═══ MATERIAL FOR THE TASK ═══

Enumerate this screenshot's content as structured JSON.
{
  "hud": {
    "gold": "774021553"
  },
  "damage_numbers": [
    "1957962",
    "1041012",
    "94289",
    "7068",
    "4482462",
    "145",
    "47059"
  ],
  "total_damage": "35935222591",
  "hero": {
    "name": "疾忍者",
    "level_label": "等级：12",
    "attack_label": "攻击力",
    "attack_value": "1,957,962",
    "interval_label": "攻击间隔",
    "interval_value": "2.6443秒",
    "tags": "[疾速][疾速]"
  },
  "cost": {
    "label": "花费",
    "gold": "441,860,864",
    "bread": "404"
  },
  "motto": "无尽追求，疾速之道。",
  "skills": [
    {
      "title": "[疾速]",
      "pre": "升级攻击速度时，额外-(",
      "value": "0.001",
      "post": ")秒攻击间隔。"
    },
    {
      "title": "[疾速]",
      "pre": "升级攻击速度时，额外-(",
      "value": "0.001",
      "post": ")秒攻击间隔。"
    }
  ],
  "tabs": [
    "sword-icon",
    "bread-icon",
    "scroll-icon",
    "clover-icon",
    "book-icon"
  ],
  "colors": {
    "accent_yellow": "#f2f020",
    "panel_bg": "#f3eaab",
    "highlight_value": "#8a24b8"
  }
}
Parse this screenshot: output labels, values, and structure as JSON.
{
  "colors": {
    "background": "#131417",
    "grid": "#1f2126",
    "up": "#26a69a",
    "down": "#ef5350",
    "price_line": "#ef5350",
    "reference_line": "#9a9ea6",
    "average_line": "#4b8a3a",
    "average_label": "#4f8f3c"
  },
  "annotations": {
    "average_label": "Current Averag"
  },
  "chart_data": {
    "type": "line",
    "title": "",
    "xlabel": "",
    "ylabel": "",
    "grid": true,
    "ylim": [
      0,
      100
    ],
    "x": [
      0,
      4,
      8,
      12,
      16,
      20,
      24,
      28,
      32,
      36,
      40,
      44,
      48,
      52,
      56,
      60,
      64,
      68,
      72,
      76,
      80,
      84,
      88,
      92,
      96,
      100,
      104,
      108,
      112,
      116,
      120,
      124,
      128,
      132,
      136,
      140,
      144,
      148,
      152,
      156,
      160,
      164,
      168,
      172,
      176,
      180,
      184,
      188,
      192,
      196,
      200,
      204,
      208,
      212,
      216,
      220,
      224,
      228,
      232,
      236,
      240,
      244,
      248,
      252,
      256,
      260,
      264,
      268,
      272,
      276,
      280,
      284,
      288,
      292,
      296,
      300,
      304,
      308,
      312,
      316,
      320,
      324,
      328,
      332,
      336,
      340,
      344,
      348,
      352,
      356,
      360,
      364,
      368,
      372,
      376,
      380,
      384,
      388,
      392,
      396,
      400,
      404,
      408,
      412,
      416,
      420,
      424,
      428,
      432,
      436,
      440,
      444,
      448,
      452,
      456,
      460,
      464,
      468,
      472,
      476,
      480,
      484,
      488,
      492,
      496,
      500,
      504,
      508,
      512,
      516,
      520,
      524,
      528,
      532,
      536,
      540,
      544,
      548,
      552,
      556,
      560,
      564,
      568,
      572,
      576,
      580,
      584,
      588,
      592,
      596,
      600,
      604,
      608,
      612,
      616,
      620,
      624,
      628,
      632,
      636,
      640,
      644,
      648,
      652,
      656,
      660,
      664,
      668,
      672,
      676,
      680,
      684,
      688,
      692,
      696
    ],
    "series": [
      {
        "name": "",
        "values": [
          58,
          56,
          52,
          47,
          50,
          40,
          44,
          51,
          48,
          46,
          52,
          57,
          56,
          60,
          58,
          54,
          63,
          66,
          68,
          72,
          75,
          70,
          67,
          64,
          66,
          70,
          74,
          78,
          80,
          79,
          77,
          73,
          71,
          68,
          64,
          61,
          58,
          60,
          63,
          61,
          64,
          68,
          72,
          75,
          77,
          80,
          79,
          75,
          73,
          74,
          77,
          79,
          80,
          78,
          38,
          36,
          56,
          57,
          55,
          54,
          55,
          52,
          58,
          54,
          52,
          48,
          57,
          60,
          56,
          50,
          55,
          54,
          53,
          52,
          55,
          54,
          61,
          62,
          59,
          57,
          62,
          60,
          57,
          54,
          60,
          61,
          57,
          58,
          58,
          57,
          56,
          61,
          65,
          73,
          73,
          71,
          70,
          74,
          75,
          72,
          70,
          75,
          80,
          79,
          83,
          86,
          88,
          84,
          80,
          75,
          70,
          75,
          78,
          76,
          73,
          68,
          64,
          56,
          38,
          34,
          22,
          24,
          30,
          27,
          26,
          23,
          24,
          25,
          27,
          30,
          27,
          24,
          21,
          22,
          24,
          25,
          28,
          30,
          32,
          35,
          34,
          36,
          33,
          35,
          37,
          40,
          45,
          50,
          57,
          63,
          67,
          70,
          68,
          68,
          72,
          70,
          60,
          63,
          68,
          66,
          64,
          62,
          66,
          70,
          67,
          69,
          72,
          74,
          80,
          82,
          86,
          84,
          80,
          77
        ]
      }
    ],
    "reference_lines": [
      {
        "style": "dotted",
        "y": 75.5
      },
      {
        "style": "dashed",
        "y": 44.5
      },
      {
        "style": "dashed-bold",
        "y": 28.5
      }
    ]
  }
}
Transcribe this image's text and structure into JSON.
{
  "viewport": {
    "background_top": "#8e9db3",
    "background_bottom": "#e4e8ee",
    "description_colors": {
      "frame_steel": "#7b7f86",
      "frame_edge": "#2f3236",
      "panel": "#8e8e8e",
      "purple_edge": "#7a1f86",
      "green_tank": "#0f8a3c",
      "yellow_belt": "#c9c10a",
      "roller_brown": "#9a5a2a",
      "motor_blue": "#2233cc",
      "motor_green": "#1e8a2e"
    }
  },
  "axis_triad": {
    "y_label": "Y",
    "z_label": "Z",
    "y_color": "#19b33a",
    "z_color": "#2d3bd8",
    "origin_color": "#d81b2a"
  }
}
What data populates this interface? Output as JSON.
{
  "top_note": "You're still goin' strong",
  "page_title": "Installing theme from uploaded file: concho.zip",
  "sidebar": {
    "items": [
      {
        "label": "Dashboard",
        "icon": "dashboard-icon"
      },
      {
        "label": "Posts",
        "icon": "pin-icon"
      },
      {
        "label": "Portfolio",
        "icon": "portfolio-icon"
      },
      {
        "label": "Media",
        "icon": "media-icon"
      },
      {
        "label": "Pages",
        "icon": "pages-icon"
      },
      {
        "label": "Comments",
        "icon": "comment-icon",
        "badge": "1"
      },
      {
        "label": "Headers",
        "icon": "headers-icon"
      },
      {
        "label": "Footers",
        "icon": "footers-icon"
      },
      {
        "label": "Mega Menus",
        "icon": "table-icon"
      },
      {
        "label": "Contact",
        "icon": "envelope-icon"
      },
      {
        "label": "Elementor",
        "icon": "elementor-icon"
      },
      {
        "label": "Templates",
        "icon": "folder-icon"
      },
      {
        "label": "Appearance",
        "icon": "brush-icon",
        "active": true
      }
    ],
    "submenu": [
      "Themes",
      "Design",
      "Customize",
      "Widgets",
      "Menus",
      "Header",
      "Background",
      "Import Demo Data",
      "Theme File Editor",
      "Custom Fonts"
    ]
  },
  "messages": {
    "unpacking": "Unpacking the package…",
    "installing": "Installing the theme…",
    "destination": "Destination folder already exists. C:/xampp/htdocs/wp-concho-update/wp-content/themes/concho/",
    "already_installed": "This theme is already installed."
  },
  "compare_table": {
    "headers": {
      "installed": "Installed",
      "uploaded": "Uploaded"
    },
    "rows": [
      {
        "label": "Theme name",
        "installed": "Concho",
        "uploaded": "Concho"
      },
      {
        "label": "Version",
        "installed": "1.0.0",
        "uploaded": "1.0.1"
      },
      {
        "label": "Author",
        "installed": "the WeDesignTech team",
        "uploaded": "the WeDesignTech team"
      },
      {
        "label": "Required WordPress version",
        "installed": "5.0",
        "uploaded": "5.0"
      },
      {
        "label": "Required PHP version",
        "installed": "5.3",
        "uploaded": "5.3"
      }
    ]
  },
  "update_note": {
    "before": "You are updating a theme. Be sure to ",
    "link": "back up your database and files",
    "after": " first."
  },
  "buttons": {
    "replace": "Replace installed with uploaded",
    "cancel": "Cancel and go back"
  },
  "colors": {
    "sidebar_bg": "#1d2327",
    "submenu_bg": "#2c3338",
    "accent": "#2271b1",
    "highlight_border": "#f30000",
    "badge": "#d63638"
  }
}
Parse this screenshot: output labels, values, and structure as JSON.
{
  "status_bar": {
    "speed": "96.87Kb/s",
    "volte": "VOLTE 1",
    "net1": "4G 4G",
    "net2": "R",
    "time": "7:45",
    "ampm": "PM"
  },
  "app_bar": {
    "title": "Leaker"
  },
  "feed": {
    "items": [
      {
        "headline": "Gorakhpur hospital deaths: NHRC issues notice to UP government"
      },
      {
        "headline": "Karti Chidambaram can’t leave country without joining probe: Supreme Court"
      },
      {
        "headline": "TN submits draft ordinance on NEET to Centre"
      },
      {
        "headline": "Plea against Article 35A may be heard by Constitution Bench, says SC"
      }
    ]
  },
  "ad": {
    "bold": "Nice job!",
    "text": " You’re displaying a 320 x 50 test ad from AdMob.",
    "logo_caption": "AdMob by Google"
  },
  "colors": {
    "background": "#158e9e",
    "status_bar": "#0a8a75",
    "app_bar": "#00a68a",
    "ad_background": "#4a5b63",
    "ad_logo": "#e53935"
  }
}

═══

- TASK INSTRUCTIONS
Report all lines of the material that contain the word "AdMob".

- SOLUTION FOR THIS PROBLEM
    "text": " You’re displaying a 320 x 50 test ad from AdMob.",
    "logo_caption": "AdMob by Google"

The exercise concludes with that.